WORK TO COMPLETE> State how many lines of the records contain the string "count". Give the number alone.

Records excerpted from a collection>
/---
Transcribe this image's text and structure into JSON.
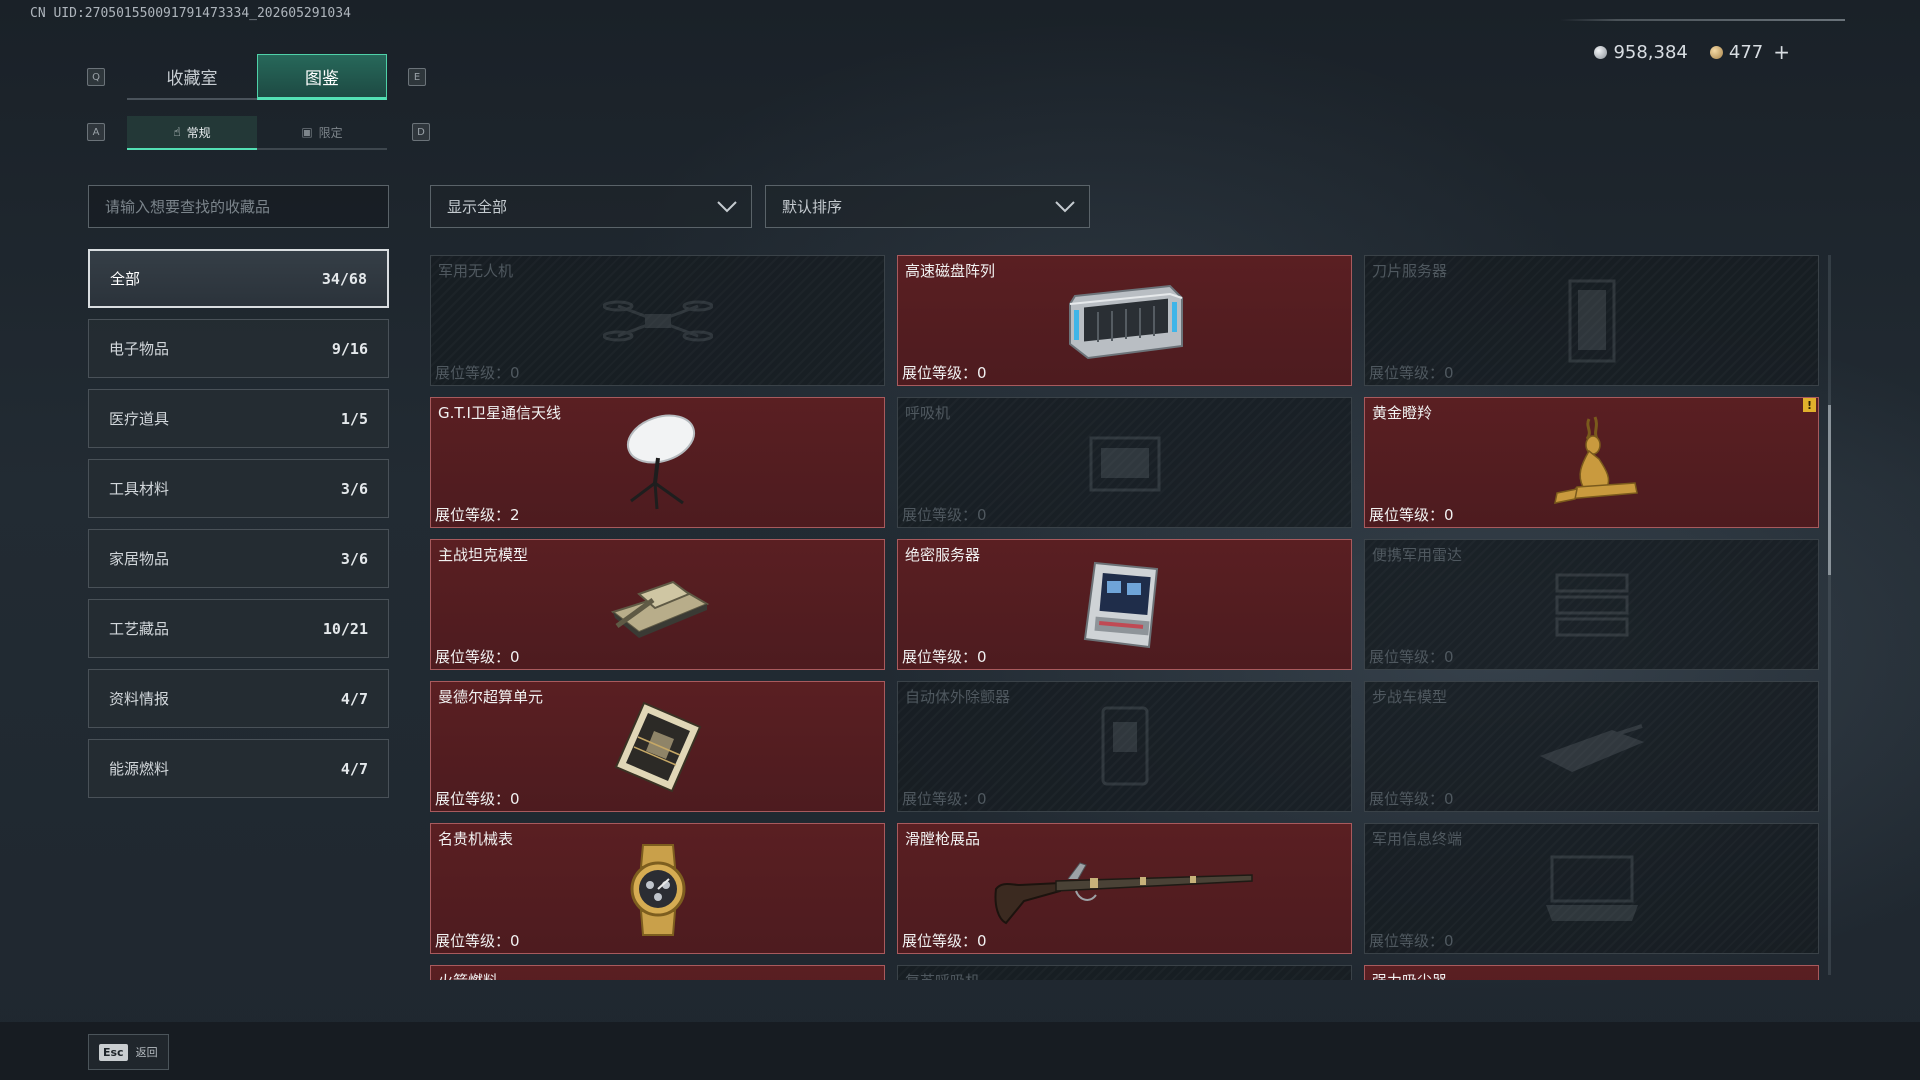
{
  "header": {
    "uid": "CN UID:270501550091791473334_202605291034",
    "currency": [
      {
        "icon": "silver-coin-icon",
        "value": "958,384"
      },
      {
        "icon": "gold-coin-icon",
        "value": "477"
      }
    ],
    "plus": "+"
  },
  "keys": {
    "q": "Q",
    "e": "E",
    "a": "A",
    "d": "D"
  },
  "tabs": [
    {
      "label": "收藏室",
      "active": false
    },
    {
      "label": "图鉴",
      "active": true
    }
  ],
  "subtabs": [
    {
      "label": "常规",
      "icon": "hand-icon",
      "active": true
    },
    {
      "label": "限定",
      "icon": "limited-icon",
      "active": false
    }
  ],
  "search": {
    "placeholder": "请输入想要查找的收藏品"
  },
  "filters": {
    "show": "显示全部",
    "sort": "默认排序"
  },
  "categories": [
    {
      "label": "全部",
      "count": "34/68"
    },
    {
      "label": "电子物品",
      "count": "9/16"
    },
    {
      "label": "医疗道具",
      "count": "1/5"
    },
    {
      "label": "工具材料",
      "count": "3/6"
    },
    {
      "label": "家居物品",
      "count": "3/6"
    },
    {
      "label": "工艺藏品",
      "count": "10/21"
    },
    {
      "label": "资料情报",
      "count": "4/7"
    },
    {
      "label": "能源燃料",
      "count": "4/7"
    }
  ],
  "items": [
    {
      "name": "军用无人机",
      "level": "展位等级：0",
      "owned": false,
      "icon": "drone-icon"
    },
    {
      "name": "高速磁盘阵列",
      "level": "展位等级：0",
      "owned": true,
      "icon": "disk-array-icon"
    },
    {
      "name": "刀片服务器",
      "level": "展位等级：0",
      "owned": false,
      "icon": "blade-server-icon"
    },
    {
      "name": "G.T.I卫星通信天线",
      "level": "展位等级：2",
      "owned": true,
      "icon": "satellite-dish-icon"
    },
    {
      "name": "呼吸机",
      "level": "展位等级：0",
      "owned": false,
      "icon": "ventilator-icon"
    },
    {
      "name": "黄金瞪羚",
      "level": "展位等级：0",
      "owned": true,
      "icon": "golden-gazelle-icon",
      "alert": "!"
    },
    {
      "name": "主战坦克模型",
      "level": "展位等级：0",
      "owned": true,
      "icon": "tank-model-icon"
    },
    {
      "name": "绝密服务器",
      "level": "展位等级：0",
      "owned": true,
      "icon": "server-icon"
    },
    {
      "name": "便携军用雷达",
      "level": "展位等级：0",
      "owned": false,
      "icon": "radar-icon"
    },
    {
      "name": "曼德尔超算单元",
      "level": "展位等级：0",
      "owned": true,
      "icon": "supercomputer-unit-icon"
    },
    {
      "name": "自动体外除颤器",
      "level": "展位等级：0",
      "owned": false,
      "icon": "defibrillator-icon"
    },
    {
      "name": "步战车模型",
      "level": "展位等级：0",
      "owned": false,
      "icon": "ifv-model-icon"
    },
    {
      "name": "名贵机械表",
      "level": "展位等级：0",
      "owned": true,
      "icon": "watch-icon"
    },
    {
      "name": "滑膛枪展品",
      "level": "展位等级：0",
      "owned": true,
      "icon": "musket-icon"
    },
    {
      "name": "军用信息终端",
      "level": "展位等级：0",
      "owned": false,
      "icon": "terminal-icon"
    },
    {
      "name": "火箭燃料",
      "level": "",
      "owned": true,
      "icon": ""
    },
    {
      "name": "复苏呼吸机",
      "level": "",
      "owned": false,
      "icon": ""
    },
    {
      "name": "强力吸尘器",
      "level": "",
      "owned": true,
      "icon": ""
    }
  ],
  "footer": {
    "key": "Esc",
    "label": "返回"
  }
}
\---
SOLUTION FOR THIS EXERCISE> 8